— DATA RECORDS —
-- -- --

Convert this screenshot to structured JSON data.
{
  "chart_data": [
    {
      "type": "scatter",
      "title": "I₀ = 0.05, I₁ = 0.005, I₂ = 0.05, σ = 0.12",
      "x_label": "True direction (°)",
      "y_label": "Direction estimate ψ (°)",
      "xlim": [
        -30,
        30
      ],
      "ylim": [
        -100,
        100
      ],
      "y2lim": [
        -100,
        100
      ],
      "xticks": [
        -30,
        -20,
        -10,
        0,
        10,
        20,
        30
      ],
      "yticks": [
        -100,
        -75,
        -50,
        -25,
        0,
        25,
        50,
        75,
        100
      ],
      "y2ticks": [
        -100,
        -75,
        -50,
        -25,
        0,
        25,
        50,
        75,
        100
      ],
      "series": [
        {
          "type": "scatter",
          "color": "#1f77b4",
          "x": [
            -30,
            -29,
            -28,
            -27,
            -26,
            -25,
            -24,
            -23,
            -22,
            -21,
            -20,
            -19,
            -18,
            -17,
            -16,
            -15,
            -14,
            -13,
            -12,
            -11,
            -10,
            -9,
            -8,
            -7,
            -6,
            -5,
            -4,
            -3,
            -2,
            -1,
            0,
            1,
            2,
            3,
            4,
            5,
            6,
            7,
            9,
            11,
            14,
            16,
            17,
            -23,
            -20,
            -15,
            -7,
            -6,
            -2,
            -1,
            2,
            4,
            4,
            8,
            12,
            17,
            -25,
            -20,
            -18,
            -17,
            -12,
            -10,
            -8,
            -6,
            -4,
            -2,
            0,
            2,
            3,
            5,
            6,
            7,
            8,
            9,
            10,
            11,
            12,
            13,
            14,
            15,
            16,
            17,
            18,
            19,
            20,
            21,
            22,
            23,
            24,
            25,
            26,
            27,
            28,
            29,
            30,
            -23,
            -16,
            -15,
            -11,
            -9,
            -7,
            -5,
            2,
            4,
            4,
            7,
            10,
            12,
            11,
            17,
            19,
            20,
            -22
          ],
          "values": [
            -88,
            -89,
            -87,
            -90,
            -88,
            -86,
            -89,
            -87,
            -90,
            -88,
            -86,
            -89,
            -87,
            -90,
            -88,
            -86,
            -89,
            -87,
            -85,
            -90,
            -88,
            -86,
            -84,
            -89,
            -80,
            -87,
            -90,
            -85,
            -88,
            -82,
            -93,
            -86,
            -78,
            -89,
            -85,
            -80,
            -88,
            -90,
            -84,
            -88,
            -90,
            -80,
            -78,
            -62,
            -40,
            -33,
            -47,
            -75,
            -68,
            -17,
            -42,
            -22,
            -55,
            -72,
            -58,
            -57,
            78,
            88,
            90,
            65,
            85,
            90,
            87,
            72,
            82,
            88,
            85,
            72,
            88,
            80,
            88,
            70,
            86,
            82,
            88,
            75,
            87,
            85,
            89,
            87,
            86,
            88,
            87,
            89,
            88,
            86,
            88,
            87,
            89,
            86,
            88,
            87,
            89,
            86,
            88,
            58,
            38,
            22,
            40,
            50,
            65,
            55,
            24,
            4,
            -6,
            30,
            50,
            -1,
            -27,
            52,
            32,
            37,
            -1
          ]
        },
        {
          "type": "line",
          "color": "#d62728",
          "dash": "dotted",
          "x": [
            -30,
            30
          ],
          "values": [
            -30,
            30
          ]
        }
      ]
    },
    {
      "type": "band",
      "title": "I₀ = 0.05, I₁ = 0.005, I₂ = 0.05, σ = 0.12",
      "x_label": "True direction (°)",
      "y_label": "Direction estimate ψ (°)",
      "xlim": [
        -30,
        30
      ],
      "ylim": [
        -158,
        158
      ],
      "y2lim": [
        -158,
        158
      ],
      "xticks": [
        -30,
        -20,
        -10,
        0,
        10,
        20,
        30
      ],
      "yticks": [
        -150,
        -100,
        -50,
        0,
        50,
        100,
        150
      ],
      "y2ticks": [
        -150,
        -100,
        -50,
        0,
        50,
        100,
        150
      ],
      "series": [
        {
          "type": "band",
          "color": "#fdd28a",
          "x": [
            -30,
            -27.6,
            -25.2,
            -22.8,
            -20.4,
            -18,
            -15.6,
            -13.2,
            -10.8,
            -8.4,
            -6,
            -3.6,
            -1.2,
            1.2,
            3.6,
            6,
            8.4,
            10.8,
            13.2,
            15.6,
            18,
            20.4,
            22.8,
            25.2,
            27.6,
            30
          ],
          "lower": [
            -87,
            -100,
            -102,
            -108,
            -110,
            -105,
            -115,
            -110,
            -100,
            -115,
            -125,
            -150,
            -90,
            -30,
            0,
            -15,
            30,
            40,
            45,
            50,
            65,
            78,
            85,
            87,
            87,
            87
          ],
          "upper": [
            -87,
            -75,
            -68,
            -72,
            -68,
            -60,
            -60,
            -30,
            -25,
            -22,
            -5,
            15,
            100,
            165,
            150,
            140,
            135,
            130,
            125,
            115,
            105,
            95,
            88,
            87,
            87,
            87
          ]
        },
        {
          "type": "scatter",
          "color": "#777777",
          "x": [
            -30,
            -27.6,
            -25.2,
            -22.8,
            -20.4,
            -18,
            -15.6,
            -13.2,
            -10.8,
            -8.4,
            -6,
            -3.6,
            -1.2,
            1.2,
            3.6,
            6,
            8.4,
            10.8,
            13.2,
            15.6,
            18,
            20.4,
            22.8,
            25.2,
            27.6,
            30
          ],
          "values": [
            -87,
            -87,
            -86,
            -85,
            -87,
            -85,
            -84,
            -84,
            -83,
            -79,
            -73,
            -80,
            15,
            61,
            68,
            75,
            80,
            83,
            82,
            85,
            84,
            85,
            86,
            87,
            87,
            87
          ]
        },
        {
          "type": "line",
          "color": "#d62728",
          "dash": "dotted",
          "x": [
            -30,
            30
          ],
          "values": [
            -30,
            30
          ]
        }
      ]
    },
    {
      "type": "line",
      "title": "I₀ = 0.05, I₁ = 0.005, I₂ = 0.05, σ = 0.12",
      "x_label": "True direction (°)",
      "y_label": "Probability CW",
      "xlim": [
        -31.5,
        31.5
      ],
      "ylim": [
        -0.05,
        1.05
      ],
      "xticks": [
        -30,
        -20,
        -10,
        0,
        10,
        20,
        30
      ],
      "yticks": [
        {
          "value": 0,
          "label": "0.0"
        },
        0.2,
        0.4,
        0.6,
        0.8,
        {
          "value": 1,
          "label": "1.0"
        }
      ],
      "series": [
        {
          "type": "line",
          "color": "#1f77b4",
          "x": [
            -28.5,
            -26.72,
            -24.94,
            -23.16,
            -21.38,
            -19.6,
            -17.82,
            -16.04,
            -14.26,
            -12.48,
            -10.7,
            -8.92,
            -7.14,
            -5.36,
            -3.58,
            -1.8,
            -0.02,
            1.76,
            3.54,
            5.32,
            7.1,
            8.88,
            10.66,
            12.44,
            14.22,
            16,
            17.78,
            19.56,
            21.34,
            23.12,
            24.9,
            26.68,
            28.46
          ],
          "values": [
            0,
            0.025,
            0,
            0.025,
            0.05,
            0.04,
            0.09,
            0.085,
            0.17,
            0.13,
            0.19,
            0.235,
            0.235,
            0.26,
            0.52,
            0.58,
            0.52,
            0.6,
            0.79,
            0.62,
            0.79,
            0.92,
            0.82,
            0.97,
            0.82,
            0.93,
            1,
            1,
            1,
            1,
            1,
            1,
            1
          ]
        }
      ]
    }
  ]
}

-- -- --

— EXERCISE AIM —
Send back each record exactly as it stands.

— RESULT FOR THIS TASK —
Convert this screenshot to structured JSON data.
{
  "chart_data": [
    {
      "type": "scatter",
      "title": "I₀ = 0.05, I₁ = 0.005, I₂ = 0.05, σ = 0.12",
      "x_label": "True direction (°)",
      "y_label": "Direction estimate ψ (°)",
      "xlim": [
        -30,
        30
      ],
      "ylim": [
        -100,
        100
      ],
      "y2lim": [
        -100,
        100
      ],
      "xticks": [
        -30,
        -20,
        -10,
        0,
        10,
        20,
        30
      ],
      "yticks": [
        -100,
        -75,
        -50,
        -25,
        0,
        25,
        50,
        75,
        100
      ],
      "y2ticks": [
        -100,
        -75,
        -50,
        -25,
        0,
        25,
        50,
        75,
        100
      ],
      "series": [
        {
          "type": "scatter",
          "color": "#1f77b4",
          "x": [
            -30,
            -29,
            -28,
            -27,
            -26,
            -25,
            -24,
            -23,
            -22,
            -21,
            -20,
            -19,
            -18,
            -17,
            -16,
            -15,
            -14,
            -13,
            -12,
            -11,
            -10,
            -9,
            -8,
            -7,
            -6,
            -5,
            -4,
            -3,
            -2,
            -1,
            0,
            1,
            2,
            3,
            4,
            5,
            6,
            7,
            9,
            11,
            14,
            16,
            17,
            -23,
            -20,
            -15,
            -7,
            -6,
            -2,
            -1,
            2,
            4,
            4,
            8,
            12,
            17,
            -25,
            -20,
            -18,
            -17,
            -12,
            -10,
            -8,
            -6,
            -4,
            -2,
            0,
            2,
            3,
            5,
            6,
            7,
            8,
            9,
            10,
            11,
            12,
            13,
            14,
            15,
            16,
            17,
            18,
            19,
            20,
            21,
            22,
            23,
            24,
            25,
            26,
            27,
            28,
            29,
            30,
            -23,
            -16,
            -15,
            -11,
            -9,
            -7,
            -5,
            2,
            4,
            4,
            7,
            10,
            12,
            11,
            17,
            19,
            20,
            -22
          ],
          "values": [
            -88,
            -89,
            -87,
            -90,
            -88,
            -86,
            -89,
            -87,
            -90,
            -88,
            -86,
            -89,
            -87,
            -90,
            -88,
            -86,
            -89,
            -87,
            -85,
            -90,
            -88,
            -86,
            -84,
            -89,
            -80,
            -87,
            -90,
            -85,
            -88,
            -82,
            -93,
            -86,
            -78,
            -89,
            -85,
            -80,
            -88,
            -90,
            -84,
            -88,
            -90,
            -80,
            -78,
            -62,
            -40,
            -33,
            -47,
            -75,
            -68,
            -17,
            -42,
            -22,
            -55,
            -72,
            -58,
            -57,
            78,
            88,
            90,
            65,
            85,
            90,
            87,
            72,
            82,
            88,
            85,
            72,
            88,
            80,
            88,
            70,
            86,
            82,
            88,
            75,
            87,
            85,
            89,
            87,
            86,
            88,
            87,
            89,
            88,
            86,
            88,
            87,
            89,
            86,
            88,
            87,
            89,
            86,
            88,
            58,
            38,
            22,
            40,
            50,
            65,
            55,
            24,
            4,
            -6,
            30,
            50,
            -1,
            -27,
            52,
            32,
            37,
            -1
          ]
        },
        {
          "type": "line",
          "color": "#d62728",
          "dash": "dotted",
          "x": [
            -30,
            30
          ],
          "values": [
            -30,
            30
          ]
        }
      ]
    },
    {
      "type": "band",
      "title": "I₀ = 0.05, I₁ = 0.005, I₂ = 0.05, σ = 0.12",
      "x_label": "True direction (°)",
      "y_label": "Direction estimate ψ (°)",
      "xlim": [
        -30,
        30
      ],
      "ylim": [
        -158,
        158
      ],
      "y2lim": [
        -158,
        158
      ],
      "xticks": [
        -30,
        -20,
        -10,
        0,
        10,
        20,
        30
      ],
      "yticks": [
        -150,
        -100,
        -50,
        0,
        50,
        100,
        150
      ],
      "y2ticks": [
        -150,
        -100,
        -50,
        0,
        50,
        100,
        150
      ],
      "series": [
        {
          "type": "band",
          "color": "#fdd28a",
          "x": [
            -30,
            -27.6,
            -25.2,
            -22.8,
            -20.4,
            -18,
            -15.6,
            -13.2,
            -10.8,
            -8.4,
            -6,
            -3.6,
            -1.2,
            1.2,
            3.6,
            6,
            8.4,
            10.8,
            13.2,
            15.6,
            18,
            20.4,
            22.8,
            25.2,
            27.6,
            30
          ],
          "lower": [
            -87,
            -100,
            -102,
            -108,
            -110,
            -105,
            -115,
            -110,
            -100,
            -115,
            -125,
            -150,
            -90,
            -30,
            0,
            -15,
            30,
            40,
            45,
            50,
            65,
            78,
            85,
            87,
            87,
            87
          ],
          "upper": [
            -87,
            -75,
            -68,
            -72,
            -68,
            -60,
            -60,
            -30,
            -25,
            -22,
            -5,
            15,
            100,
            165,
            150,
            140,
            135,
            130,
            125,
            115,
            105,
            95,
            88,
            87,
            87,
            87
          ]
        },
        {
          "type": "scatter",
          "color": "#777777",
          "x": [
            -30,
            -27.6,
            -25.2,
            -22.8,
            -20.4,
            -18,
            -15.6,
            -13.2,
            -10.8,
            -8.4,
            -6,
            -3.6,
            -1.2,
            1.2,
            3.6,
            6,
            8.4,
            10.8,
            13.2,
            15.6,
            18,
            20.4,
            22.8,
            25.2,
            27.6,
            30
          ],
          "values": [
            -87,
            -87,
            -86,
            -85,
            -87,
            -85,
            -84,
            -84,
            -83,
            -79,
            -73,
            -80,
            15,
            61,
            68,
            75,
            80,
            83,
            82,
            85,
            84,
            85,
            86,
            87,
            87,
            87
          ]
        },
        {
          "type": "line",
          "color": "#d62728",
          "dash": "dotted",
          "x": [
            -30,
            30
          ],
          "values": [
            -30,
            30
          ]
        }
      ]
    },
    {
      "type": "line",
      "title": "I₀ = 0.05, I₁ = 0.005, I₂ = 0.05, σ = 0.12",
      "x_label": "True direction (°)",
      "y_label": "Probability CW",
      "xlim": [
        -31.5,
        31.5
      ],
      "ylim": [
        -0.05,
        1.05
      ],
      "xticks": [
        -30,
        -20,
        -10,
        0,
        10,
        20,
        30
      ],
      "yticks": [
        {
          "value": 0,
          "label": "0.0"
        },
        0.2,
        0.4,
        0.6,
        0.8,
        {
          "value": 1,
          "label": "1.0"
        }
      ],
      "series": [
        {
          "type": "line",
          "color": "#1f77b4",
          "x": [
            -28.5,
            -26.72,
            -24.94,
            -23.16,
            -21.38,
            -19.6,
            -17.82,
            -16.04,
            -14.26,
            -12.48,
            -10.7,
            -8.92,
            -7.14,
            -5.36,
            -3.58,
            -1.8,
            -0.02,
            1.76,
            3.54,
            5.32,
            7.1,
            8.88,
            10.66,
            12.44,
            14.22,
            16,
            17.78,
            19.56,
            21.34,
            23.12,
            24.9,
            26.68,
            28.46
          ],
          "values": [
            0,
            0.025,
            0,
            0.025,
            0.05,
            0.04,
            0.09,
            0.085,
            0.17,
            0.13,
            0.19,
            0.235,
            0.235,
            0.26,
            0.52,
            0.58,
            0.52,
            0.6,
            0.79,
            0.62,
            0.79,
            0.92,
            0.82,
            0.97,
            0.82,
            0.93,
            1,
            1,
            1,
            1,
            1,
            1,
            1
          ]
        }
      ]
    }
  ]
}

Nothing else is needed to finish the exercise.